==== Information given ====

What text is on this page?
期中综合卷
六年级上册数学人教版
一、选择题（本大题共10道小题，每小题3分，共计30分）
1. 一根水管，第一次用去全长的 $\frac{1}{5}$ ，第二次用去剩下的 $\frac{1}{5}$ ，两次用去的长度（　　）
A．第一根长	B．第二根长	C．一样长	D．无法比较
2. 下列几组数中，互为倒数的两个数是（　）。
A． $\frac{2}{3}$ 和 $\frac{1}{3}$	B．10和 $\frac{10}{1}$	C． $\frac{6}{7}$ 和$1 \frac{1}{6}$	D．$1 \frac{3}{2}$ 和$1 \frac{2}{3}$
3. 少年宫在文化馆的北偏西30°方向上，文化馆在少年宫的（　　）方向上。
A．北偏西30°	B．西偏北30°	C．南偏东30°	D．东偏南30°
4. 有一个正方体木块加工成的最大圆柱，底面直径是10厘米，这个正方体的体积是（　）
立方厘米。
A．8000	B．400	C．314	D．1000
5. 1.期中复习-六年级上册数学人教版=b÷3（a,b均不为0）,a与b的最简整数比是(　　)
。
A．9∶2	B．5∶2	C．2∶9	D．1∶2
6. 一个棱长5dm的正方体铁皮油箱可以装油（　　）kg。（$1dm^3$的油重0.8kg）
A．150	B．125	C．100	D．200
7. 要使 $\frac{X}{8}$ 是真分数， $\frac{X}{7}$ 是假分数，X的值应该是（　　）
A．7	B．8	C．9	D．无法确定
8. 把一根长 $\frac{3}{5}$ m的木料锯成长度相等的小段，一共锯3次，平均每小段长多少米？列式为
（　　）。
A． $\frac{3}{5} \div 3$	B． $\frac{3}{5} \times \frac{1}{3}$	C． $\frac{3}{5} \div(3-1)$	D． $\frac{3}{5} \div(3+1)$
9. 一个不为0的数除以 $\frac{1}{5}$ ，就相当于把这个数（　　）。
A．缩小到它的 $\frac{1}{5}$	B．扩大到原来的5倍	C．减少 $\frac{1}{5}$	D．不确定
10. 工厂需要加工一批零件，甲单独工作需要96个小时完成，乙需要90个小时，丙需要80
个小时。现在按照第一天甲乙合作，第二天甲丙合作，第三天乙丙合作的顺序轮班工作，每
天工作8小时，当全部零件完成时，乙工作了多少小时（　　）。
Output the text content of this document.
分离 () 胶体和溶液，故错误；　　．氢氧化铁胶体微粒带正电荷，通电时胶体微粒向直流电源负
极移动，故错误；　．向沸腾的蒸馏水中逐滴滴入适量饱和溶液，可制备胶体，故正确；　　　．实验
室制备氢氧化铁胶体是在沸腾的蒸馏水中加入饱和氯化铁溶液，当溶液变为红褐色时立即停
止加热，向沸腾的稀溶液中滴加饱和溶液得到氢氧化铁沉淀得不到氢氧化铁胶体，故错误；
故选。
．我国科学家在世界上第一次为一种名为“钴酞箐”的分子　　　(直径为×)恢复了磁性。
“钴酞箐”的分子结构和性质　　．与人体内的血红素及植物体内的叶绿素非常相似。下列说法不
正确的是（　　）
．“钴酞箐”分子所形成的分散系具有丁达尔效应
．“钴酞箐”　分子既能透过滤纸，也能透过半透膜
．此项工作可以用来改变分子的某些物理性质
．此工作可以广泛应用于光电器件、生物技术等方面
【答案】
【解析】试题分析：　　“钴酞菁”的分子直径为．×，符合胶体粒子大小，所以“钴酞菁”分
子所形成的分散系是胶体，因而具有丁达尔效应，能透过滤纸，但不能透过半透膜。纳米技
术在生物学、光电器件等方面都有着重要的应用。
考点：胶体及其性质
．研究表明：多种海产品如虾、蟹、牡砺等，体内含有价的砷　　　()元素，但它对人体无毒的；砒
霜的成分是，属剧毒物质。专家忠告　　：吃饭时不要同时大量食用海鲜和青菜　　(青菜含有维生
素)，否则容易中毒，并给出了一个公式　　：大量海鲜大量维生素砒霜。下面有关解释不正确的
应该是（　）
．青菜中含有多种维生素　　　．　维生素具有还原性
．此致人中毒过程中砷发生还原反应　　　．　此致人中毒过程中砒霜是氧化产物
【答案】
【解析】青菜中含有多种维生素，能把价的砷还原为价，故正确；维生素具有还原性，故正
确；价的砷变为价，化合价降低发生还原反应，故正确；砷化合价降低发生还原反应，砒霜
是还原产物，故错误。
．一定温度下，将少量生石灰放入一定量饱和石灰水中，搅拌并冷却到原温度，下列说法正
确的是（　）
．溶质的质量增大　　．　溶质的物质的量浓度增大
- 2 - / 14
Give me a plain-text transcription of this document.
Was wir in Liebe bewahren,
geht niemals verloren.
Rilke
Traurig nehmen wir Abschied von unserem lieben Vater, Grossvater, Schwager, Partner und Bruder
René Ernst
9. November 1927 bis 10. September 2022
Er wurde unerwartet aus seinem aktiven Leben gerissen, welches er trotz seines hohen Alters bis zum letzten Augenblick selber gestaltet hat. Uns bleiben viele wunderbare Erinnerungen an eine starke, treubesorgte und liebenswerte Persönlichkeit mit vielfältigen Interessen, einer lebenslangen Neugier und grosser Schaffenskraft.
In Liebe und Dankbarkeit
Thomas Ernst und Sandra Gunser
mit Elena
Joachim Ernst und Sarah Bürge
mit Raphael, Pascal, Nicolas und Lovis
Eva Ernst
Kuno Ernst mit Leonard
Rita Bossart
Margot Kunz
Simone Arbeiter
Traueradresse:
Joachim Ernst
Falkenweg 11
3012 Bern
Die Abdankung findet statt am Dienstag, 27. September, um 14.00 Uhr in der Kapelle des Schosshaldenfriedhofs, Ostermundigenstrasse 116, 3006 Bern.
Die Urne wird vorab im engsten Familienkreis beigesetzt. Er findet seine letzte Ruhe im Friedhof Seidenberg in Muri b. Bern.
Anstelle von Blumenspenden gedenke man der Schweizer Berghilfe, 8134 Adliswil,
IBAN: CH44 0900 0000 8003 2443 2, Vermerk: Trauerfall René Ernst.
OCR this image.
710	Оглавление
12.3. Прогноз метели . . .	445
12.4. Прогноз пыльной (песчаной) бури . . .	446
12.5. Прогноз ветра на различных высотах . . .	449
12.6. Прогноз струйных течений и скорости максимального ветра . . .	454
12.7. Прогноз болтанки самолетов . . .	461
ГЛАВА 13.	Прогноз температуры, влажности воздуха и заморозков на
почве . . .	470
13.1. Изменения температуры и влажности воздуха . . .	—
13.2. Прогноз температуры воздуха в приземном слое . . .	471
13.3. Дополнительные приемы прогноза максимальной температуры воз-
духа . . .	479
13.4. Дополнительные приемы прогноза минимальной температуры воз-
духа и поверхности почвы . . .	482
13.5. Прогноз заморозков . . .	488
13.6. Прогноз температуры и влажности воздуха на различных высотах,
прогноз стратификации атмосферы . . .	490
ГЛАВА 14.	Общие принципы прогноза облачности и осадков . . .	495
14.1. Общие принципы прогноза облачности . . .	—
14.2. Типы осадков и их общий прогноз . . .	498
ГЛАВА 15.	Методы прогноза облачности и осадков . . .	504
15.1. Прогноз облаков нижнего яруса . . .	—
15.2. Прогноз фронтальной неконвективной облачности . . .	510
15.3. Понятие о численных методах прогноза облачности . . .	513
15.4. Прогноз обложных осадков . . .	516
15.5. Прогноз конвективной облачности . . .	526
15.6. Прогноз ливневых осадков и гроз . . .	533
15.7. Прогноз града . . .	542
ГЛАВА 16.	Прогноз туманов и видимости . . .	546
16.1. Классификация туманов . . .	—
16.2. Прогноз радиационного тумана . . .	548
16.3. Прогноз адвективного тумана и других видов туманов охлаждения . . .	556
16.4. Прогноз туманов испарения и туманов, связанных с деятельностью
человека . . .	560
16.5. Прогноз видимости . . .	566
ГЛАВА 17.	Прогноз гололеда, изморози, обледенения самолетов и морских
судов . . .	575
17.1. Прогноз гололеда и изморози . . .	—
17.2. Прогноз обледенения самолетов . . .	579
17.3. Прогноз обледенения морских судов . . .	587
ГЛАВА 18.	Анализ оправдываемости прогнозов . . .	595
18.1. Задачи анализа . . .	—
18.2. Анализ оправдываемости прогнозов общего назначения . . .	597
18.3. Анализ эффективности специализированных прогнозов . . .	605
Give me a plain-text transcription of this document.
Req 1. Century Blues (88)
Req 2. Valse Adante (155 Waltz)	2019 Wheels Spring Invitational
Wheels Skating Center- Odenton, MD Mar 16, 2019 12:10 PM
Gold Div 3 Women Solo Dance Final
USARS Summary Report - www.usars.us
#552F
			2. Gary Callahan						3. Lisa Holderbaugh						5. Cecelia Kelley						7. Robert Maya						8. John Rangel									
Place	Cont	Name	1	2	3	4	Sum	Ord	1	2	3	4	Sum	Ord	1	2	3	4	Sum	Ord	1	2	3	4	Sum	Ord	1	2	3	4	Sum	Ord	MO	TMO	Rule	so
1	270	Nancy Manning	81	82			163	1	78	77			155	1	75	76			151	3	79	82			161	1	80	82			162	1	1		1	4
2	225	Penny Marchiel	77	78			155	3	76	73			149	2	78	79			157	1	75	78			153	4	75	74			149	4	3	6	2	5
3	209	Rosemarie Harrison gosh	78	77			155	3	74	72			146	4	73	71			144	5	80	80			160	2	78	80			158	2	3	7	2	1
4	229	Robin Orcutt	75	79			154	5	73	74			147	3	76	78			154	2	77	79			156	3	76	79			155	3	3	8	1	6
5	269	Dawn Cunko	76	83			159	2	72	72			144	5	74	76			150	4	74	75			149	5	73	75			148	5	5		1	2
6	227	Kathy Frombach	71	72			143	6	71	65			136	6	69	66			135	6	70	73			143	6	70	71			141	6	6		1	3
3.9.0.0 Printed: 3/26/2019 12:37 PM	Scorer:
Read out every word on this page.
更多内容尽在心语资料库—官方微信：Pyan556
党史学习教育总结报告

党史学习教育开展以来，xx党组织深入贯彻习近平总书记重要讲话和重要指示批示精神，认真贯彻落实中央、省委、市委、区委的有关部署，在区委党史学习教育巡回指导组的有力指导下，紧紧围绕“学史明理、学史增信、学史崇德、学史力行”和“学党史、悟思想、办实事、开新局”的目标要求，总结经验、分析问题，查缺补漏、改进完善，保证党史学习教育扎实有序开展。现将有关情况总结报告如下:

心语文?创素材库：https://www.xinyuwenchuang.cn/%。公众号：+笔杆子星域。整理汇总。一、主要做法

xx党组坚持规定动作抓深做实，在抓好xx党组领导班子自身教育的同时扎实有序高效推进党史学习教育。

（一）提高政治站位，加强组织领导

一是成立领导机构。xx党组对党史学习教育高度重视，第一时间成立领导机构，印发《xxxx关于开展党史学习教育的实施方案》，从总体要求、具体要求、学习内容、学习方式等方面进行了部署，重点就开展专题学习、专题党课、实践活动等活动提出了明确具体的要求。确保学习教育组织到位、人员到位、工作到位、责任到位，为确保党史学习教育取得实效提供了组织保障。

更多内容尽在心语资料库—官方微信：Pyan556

====

**Task prompt:** Establish how many lines of the records contain the string "приемы" and state that number without elaboration.

**Solution below:** 2